(Data tied to figure images)

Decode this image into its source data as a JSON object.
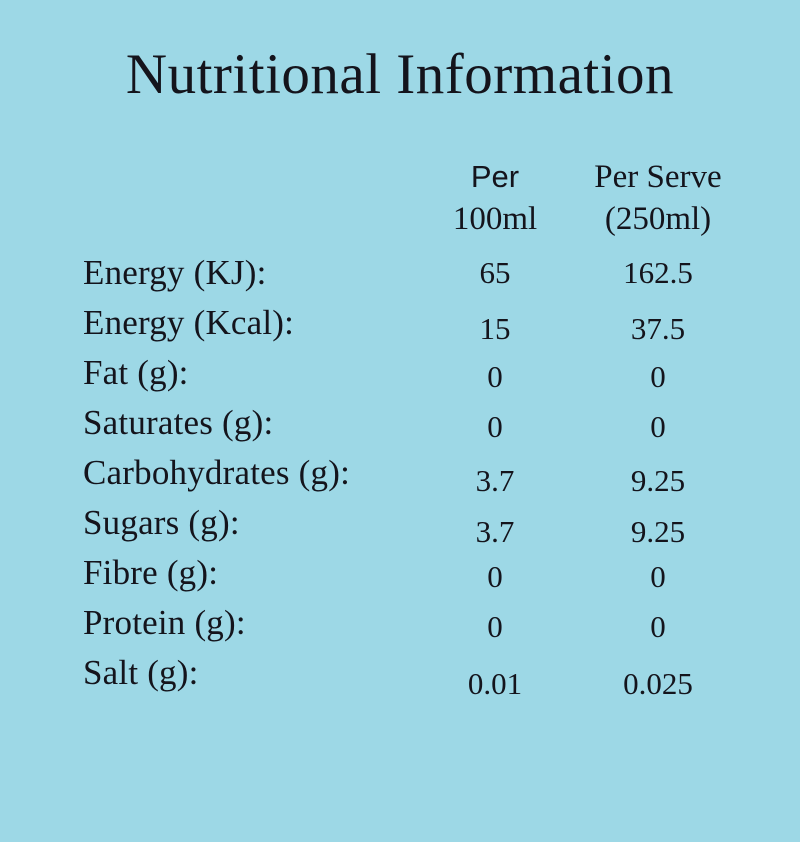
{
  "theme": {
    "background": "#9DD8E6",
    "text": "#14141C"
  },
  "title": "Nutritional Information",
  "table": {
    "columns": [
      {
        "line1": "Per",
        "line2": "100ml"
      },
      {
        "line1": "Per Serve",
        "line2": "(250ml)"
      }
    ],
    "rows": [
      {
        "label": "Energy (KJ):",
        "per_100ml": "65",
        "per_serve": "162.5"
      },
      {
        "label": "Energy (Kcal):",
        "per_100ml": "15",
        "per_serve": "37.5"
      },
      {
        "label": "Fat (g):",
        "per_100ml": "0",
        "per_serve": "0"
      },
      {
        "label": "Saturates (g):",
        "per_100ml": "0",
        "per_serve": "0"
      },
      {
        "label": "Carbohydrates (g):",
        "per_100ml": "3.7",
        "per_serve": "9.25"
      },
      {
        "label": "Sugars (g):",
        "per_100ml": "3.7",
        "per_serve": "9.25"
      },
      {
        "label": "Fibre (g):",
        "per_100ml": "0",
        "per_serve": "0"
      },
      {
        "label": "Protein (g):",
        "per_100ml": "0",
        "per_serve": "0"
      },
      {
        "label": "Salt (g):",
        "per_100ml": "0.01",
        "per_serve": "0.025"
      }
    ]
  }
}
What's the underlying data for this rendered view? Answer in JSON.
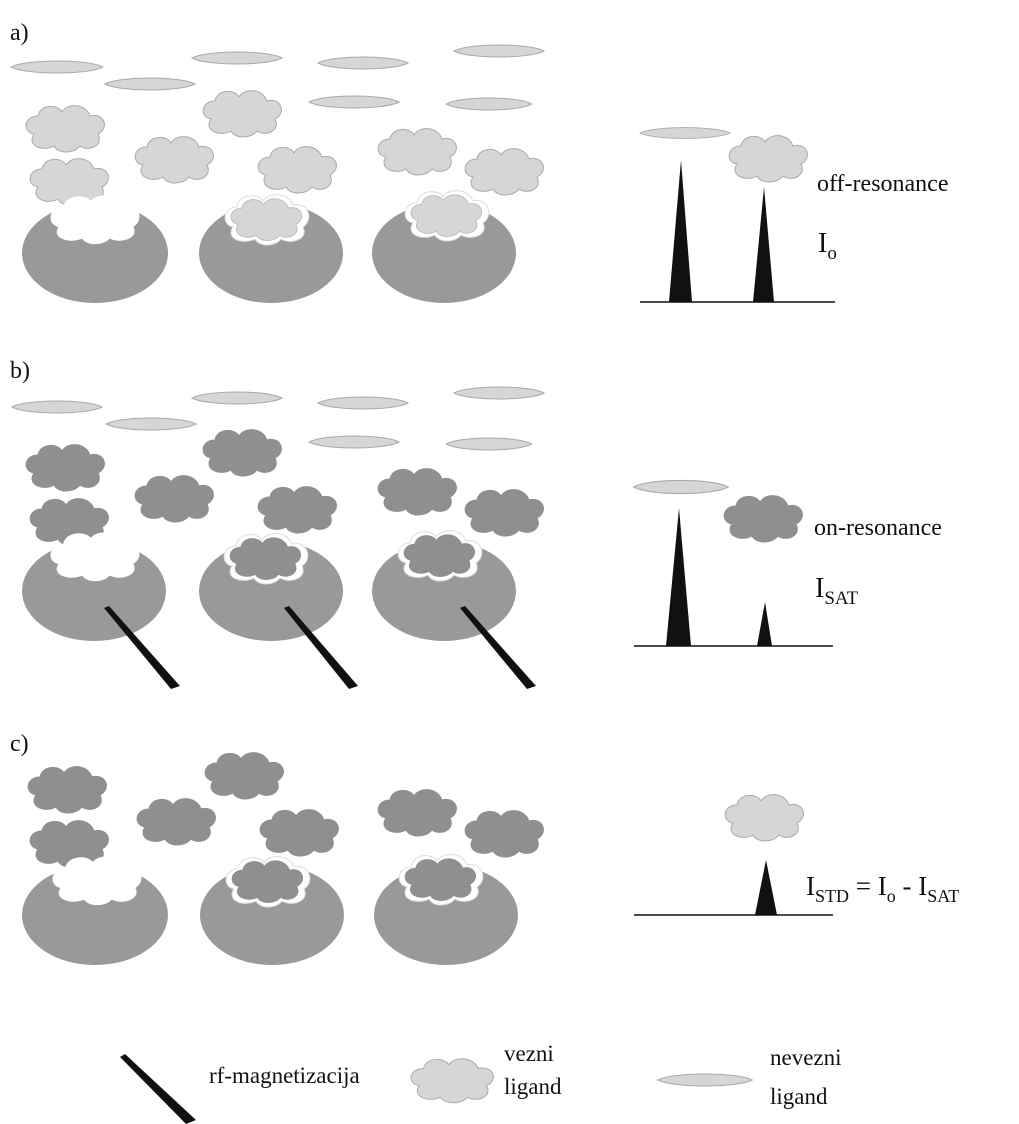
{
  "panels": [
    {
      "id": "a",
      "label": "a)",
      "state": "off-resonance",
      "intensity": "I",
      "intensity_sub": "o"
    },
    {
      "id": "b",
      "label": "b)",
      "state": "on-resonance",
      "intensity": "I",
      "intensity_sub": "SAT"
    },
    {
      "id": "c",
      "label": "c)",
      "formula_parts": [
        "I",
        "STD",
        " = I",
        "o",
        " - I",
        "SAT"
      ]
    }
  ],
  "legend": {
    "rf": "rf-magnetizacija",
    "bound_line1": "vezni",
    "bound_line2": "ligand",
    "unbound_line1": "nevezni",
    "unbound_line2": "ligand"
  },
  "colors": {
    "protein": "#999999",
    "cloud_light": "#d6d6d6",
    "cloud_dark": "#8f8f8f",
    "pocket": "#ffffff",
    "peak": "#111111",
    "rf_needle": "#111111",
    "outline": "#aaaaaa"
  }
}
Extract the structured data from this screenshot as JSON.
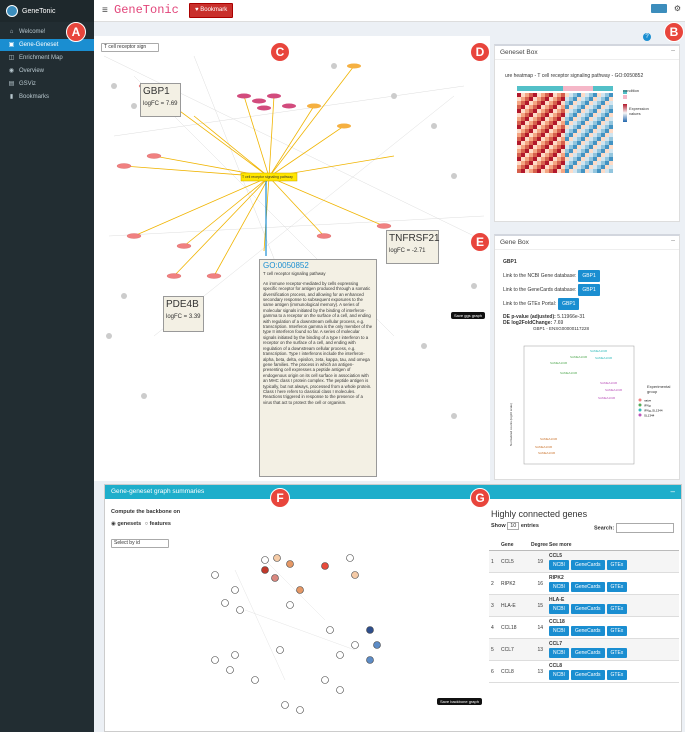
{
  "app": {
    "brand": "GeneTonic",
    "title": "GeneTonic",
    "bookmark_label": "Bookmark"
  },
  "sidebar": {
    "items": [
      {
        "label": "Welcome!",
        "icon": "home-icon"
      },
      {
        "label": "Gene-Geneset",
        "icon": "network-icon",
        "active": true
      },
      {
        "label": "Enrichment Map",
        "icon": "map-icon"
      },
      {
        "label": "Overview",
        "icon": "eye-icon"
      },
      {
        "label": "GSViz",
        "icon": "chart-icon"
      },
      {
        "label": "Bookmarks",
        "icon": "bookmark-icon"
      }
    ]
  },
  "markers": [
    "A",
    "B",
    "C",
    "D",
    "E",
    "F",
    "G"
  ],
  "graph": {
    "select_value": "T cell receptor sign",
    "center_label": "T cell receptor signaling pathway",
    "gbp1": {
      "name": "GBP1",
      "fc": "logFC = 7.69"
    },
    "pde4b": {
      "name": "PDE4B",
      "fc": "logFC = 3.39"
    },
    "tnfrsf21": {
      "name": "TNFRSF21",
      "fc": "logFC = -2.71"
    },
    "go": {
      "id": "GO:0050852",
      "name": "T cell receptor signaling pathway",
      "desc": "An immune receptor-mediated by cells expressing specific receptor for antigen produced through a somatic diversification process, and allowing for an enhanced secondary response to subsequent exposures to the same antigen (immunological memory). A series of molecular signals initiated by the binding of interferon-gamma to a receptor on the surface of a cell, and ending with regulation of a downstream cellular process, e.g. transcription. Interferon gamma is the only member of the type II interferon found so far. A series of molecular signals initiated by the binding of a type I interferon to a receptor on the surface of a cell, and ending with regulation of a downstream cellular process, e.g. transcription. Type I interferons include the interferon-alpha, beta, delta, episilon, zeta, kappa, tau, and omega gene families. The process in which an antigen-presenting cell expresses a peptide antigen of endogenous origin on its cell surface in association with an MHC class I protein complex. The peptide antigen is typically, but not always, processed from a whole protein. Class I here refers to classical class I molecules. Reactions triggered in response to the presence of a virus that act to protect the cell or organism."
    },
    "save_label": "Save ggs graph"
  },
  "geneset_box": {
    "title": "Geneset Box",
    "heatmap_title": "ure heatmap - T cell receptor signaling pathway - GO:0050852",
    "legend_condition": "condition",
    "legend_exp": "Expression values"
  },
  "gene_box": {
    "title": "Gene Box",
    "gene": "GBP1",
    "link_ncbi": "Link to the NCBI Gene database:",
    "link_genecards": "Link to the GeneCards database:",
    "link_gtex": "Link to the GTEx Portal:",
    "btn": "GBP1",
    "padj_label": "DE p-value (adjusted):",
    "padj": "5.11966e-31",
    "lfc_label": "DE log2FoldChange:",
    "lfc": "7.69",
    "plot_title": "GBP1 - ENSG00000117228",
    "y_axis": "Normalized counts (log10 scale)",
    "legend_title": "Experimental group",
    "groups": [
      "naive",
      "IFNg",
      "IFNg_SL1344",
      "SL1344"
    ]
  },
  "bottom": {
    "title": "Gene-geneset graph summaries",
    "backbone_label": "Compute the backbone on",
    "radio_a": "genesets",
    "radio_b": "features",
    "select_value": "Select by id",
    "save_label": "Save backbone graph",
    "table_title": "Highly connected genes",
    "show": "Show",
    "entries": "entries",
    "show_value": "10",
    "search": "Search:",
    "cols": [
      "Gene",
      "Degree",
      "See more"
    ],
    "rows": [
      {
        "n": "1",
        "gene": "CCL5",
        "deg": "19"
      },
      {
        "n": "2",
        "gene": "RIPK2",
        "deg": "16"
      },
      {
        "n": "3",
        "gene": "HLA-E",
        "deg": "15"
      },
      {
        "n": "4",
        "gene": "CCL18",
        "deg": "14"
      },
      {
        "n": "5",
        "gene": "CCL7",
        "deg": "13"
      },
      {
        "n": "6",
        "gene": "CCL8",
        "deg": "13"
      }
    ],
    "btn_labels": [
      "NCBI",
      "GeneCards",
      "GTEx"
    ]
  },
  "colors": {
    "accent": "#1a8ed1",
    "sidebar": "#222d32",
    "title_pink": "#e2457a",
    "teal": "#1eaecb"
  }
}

Problem statement – Word for word, retype all of the data above, but include no pictures.

Reply –
Decode this image into its source data as a JSON object.
{
  "theme": {
    "background": "#9DD8E6",
    "text": "#14141C"
  },
  "title": "Nutritional Information",
  "table": {
    "columns": [
      {
        "line1": "Per",
        "line2": "100ml"
      },
      {
        "line1": "Per Serve",
        "line2": "(250ml)"
      }
    ],
    "rows": [
      {
        "label": "Energy (KJ):",
        "per_100ml": "65",
        "per_serve": "162.5"
      },
      {
        "label": "Energy (Kcal):",
        "per_100ml": "15",
        "per_serve": "37.5"
      },
      {
        "label": "Fat (g):",
        "per_100ml": "0",
        "per_serve": "0"
      },
      {
        "label": "Saturates (g):",
        "per_100ml": "0",
        "per_serve": "0"
      },
      {
        "label": "Carbohydrates (g):",
        "per_100ml": "3.7",
        "per_serve": "9.25"
      },
      {
        "label": "Sugars (g):",
        "per_100ml": "3.7",
        "per_serve": "9.25"
      },
      {
        "label": "Fibre (g):",
        "per_100ml": "0",
        "per_serve": "0"
      },
      {
        "label": "Protein (g):",
        "per_100ml": "0",
        "per_serve": "0"
      },
      {
        "label": "Salt (g):",
        "per_100ml": "0.01",
        "per_serve": "0.025"
      }
    ]
  }
}
What's the underlying data for this rendered view? Answer in JSON.
{
  "panels": [
    {
      "id": "a",
      "label": "a)",
      "state": "off-resonance",
      "intensity": "I",
      "intensity_sub": "o"
    },
    {
      "id": "b",
      "label": "b)",
      "state": "on-resonance",
      "intensity": "I",
      "intensity_sub": "SAT"
    },
    {
      "id": "c",
      "label": "c)",
      "formula_parts": [
        "I",
        "STD",
        " = I",
        "o",
        " - I",
        "SAT"
      ]
    }
  ],
  "legend": {
    "rf": "rf-magnetizacija",
    "bound_line1": "vezni",
    "bound_line2": "ligand",
    "unbound_line1": "nevezni",
    "unbound_line2": "ligand"
  },
  "colors": {
    "protein": "#999999",
    "cloud_light": "#d6d6d6",
    "cloud_dark": "#8f8f8f",
    "pocket": "#ffffff",
    "peak": "#111111",
    "rf_needle": "#111111",
    "outline": "#aaaaaa"
  }
}
Extract the structured data from this screenshot as JSON.
{
  "app": {
    "brand": "GeneTonic",
    "title": "GeneTonic",
    "bookmark_label": "Bookmark"
  },
  "sidebar": {
    "items": [
      {
        "label": "Welcome!",
        "icon": "home-icon"
      },
      {
        "label": "Gene-Geneset",
        "icon": "network-icon",
        "active": true
      },
      {
        "label": "Enrichment Map",
        "icon": "map-icon"
      },
      {
        "label": "Overview",
        "icon": "eye-icon"
      },
      {
        "label": "GSViz",
        "icon": "chart-icon"
      },
      {
        "label": "Bookmarks",
        "icon": "bookmark-icon"
      }
    ]
  },
  "markers": [
    "A",
    "B",
    "C",
    "D",
    "E",
    "F",
    "G"
  ],
  "graph": {
    "select_value": "T cell receptor sign",
    "center_label": "T cell receptor signaling pathway",
    "gbp1": {
      "name": "GBP1",
      "fc": "logFC = 7.69"
    },
    "pde4b": {
      "name": "PDE4B",
      "fc": "logFC = 3.39"
    },
    "tnfrsf21": {
      "name": "TNFRSF21",
      "fc": "logFC = -2.71"
    },
    "go": {
      "id": "GO:0050852",
      "name": "T cell receptor signaling pathway",
      "desc": "An immune receptor-mediated by cells expressing specific receptor for antigen produced through a somatic diversification process, and allowing for an enhanced secondary response to subsequent exposures to the same antigen (immunological memory). A series of molecular signals initiated by the binding of interferon-gamma to a receptor on the surface of a cell, and ending with regulation of a downstream cellular process, e.g. transcription. Interferon gamma is the only member of the type II interferon found so far. A series of molecular signals initiated by the binding of a type I interferon to a receptor on the surface of a cell, and ending with regulation of a downstream cellular process, e.g. transcription. Type I interferons include the interferon-alpha, beta, delta, episilon, zeta, kappa, tau, and omega gene families. The process in which an antigen-presenting cell expresses a peptide antigen of endogenous origin on its cell surface in association with an MHC class I protein complex. The peptide antigen is typically, but not always, processed from a whole protein. Class I here refers to classical class I molecules. Reactions triggered in response to the presence of a virus that act to protect the cell or organism."
    },
    "save_label": "Save ggs graph"
  },
  "geneset_box": {
    "title": "Geneset Box",
    "heatmap_title": "ure heatmap - T cell receptor signaling pathway - GO:0050852",
    "legend_condition": "condition",
    "legend_exp": "Expression values"
  },
  "gene_box": {
    "title": "Gene Box",
    "gene": "GBP1",
    "link_ncbi": "Link to the NCBI Gene database:",
    "link_genecards": "Link to the GeneCards database:",
    "link_gtex": "Link to the GTEx Portal:",
    "btn": "GBP1",
    "padj_label": "DE p-value (adjusted):",
    "padj": "5.11966e-31",
    "lfc_label": "DE log2FoldChange:",
    "lfc": "7.69",
    "plot_title": "GBP1 - ENSG00000117228",
    "y_axis": "Normalized counts (log10 scale)",
    "legend_title": "Experimental group",
    "groups": [
      "naive",
      "IFNg",
      "IFNg_SL1344",
      "SL1344"
    ]
  },
  "bottom": {
    "title": "Gene-geneset graph summaries",
    "backbone_label": "Compute the backbone on",
    "radio_a": "genesets",
    "radio_b": "features",
    "select_value": "Select by id",
    "save_label": "Save backbone graph",
    "table_title": "Highly connected genes",
    "show": "Show",
    "entries": "entries",
    "show_value": "10",
    "search": "Search:",
    "cols": [
      "Gene",
      "Degree",
      "See more"
    ],
    "rows": [
      {
        "n": "1",
        "gene": "CCL5",
        "deg": "19"
      },
      {
        "n": "2",
        "gene": "RIPK2",
        "deg": "16"
      },
      {
        "n": "3",
        "gene": "HLA-E",
        "deg": "15"
      },
      {
        "n": "4",
        "gene": "CCL18",
        "deg": "14"
      },
      {
        "n": "5",
        "gene": "CCL7",
        "deg": "13"
      },
      {
        "n": "6",
        "gene": "CCL8",
        "deg": "13"
      }
    ],
    "btn_labels": [
      "NCBI",
      "GeneCards",
      "GTEx"
    ]
  },
  "colors": {
    "accent": "#1a8ed1",
    "sidebar": "#222d32",
    "title_pink": "#e2457a",
    "teal": "#1eaecb"
  }
}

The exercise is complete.